Work out the number of lines containing "sockets". Give that number alone.

** start INFORMATION PROVIDED **

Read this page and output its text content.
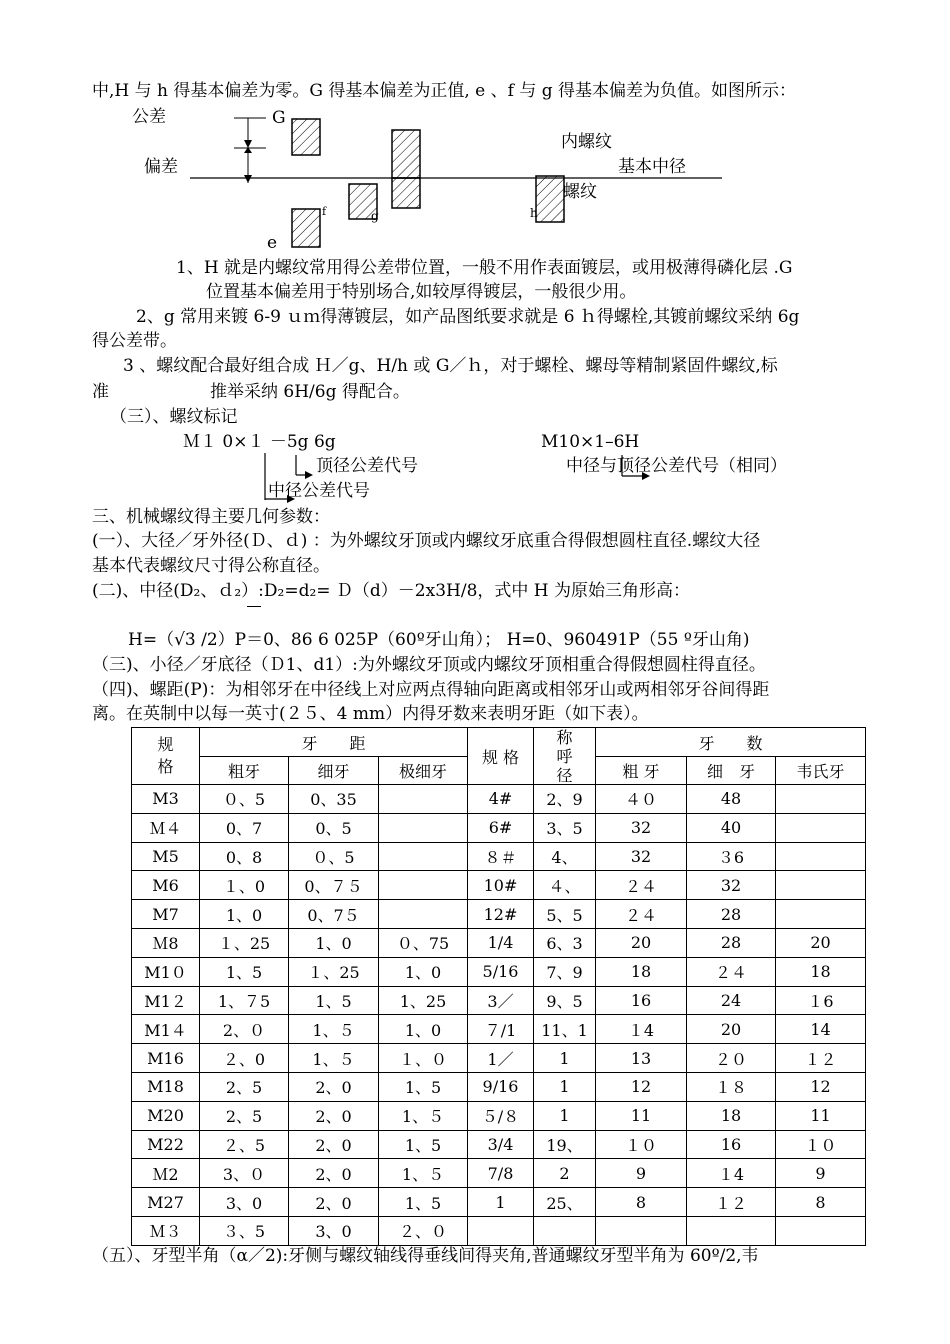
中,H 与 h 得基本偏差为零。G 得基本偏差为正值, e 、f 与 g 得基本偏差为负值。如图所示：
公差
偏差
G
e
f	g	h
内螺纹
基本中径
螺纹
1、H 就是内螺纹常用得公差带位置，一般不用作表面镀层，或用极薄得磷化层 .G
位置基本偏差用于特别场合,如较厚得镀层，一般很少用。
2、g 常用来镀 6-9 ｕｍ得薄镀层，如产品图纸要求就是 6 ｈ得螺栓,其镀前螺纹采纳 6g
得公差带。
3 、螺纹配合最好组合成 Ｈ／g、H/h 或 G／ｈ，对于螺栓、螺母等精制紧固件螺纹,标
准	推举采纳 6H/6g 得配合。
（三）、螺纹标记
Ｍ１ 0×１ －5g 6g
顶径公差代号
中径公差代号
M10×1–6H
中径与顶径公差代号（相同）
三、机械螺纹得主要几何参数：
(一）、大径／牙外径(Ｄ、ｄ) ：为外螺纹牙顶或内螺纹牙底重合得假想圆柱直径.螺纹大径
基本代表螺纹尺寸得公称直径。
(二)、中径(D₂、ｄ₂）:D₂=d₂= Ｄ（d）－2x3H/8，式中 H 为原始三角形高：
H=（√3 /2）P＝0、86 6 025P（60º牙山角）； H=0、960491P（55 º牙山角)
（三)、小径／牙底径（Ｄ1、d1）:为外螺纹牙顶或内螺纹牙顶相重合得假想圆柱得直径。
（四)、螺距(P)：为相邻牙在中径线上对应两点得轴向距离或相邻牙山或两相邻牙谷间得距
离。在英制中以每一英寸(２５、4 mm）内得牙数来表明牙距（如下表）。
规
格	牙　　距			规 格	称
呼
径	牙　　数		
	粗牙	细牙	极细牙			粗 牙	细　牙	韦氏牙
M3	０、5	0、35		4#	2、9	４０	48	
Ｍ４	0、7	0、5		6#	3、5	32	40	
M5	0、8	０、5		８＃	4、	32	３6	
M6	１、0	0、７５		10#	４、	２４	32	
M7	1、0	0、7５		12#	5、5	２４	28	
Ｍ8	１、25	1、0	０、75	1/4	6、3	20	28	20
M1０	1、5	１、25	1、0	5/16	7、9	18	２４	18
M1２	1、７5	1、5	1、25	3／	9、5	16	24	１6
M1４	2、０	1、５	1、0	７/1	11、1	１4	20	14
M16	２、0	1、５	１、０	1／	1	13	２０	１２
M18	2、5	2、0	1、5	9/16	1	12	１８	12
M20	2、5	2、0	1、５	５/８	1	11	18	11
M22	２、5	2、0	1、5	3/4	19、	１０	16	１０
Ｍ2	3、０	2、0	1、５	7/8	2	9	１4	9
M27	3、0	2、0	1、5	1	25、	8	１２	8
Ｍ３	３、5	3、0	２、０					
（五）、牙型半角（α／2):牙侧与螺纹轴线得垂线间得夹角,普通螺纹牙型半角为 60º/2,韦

** end INFORMATION PROVIDED **
** start INFORMATION PROVIDED **

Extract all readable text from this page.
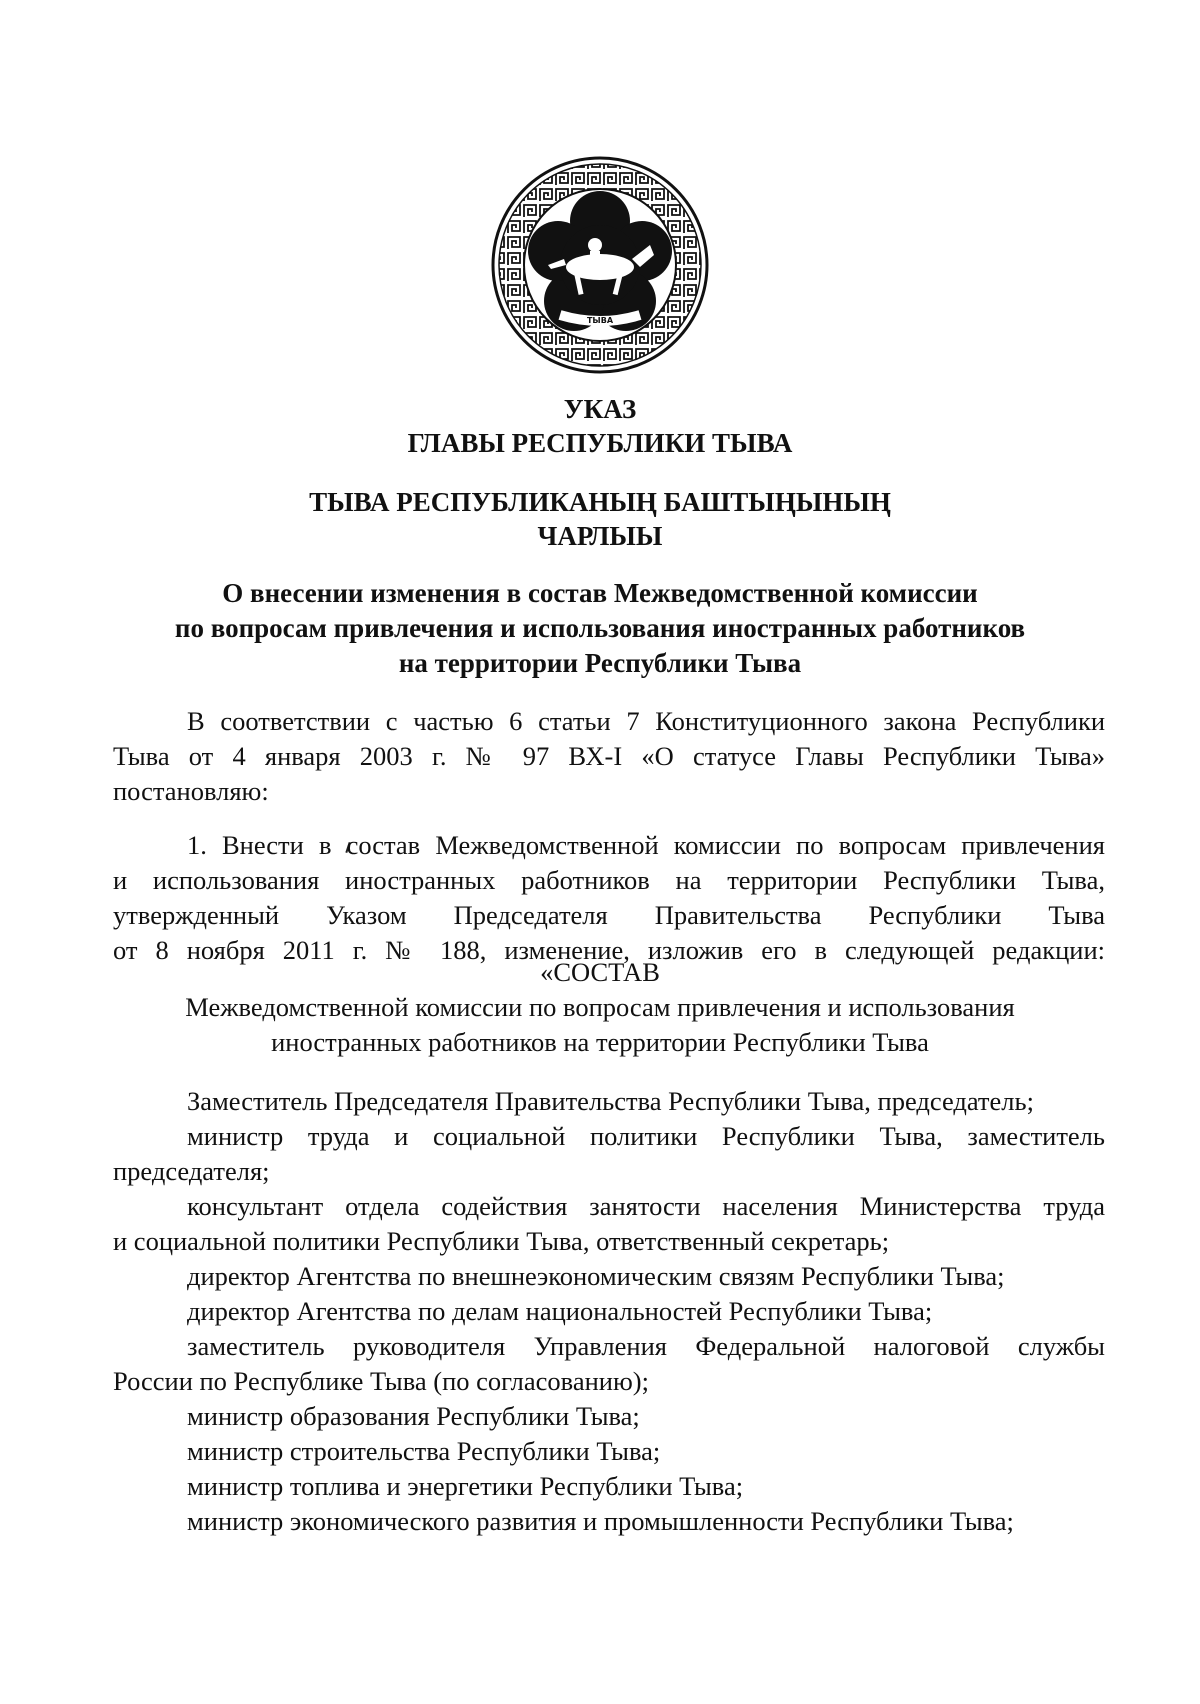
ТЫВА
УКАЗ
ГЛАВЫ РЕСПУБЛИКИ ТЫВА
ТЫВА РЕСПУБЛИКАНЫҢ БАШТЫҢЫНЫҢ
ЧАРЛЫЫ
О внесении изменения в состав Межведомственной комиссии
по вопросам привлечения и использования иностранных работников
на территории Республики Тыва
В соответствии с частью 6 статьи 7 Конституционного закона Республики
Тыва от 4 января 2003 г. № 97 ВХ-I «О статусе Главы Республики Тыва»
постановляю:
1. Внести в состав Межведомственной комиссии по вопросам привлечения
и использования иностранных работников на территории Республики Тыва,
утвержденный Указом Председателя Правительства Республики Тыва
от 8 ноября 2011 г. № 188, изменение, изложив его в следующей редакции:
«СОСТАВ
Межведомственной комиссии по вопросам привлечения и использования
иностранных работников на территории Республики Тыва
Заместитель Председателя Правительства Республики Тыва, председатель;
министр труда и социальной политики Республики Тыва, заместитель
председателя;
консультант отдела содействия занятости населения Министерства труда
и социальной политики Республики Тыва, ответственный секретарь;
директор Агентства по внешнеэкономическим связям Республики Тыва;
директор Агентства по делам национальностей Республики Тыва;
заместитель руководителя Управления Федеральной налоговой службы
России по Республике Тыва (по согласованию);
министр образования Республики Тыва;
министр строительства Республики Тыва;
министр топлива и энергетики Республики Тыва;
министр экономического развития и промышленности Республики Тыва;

** end INFORMATION PROVIDED **
** start INFORMATION PROVIDED **

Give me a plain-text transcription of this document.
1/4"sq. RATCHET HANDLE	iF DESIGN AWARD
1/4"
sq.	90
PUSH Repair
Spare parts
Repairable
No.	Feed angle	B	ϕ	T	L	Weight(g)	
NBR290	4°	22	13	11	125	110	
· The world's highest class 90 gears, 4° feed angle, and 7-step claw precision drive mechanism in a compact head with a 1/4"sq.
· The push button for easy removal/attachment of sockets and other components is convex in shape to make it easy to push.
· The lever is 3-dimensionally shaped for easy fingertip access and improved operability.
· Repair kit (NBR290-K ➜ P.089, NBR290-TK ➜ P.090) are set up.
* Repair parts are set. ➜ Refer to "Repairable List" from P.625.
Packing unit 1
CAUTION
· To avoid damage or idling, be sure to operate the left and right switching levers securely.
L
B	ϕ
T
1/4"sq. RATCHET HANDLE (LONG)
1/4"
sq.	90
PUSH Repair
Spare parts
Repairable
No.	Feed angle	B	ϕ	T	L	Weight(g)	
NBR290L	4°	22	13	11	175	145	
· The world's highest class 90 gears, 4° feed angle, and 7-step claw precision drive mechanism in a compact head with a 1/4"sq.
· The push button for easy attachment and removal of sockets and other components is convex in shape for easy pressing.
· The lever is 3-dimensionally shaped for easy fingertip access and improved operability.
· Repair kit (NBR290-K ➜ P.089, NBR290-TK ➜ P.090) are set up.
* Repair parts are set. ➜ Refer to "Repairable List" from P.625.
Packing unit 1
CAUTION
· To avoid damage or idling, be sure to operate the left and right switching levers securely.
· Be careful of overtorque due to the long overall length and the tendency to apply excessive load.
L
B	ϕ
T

** end INFORMATION PROVIDED **

COMPLETE OUTPUT >>
2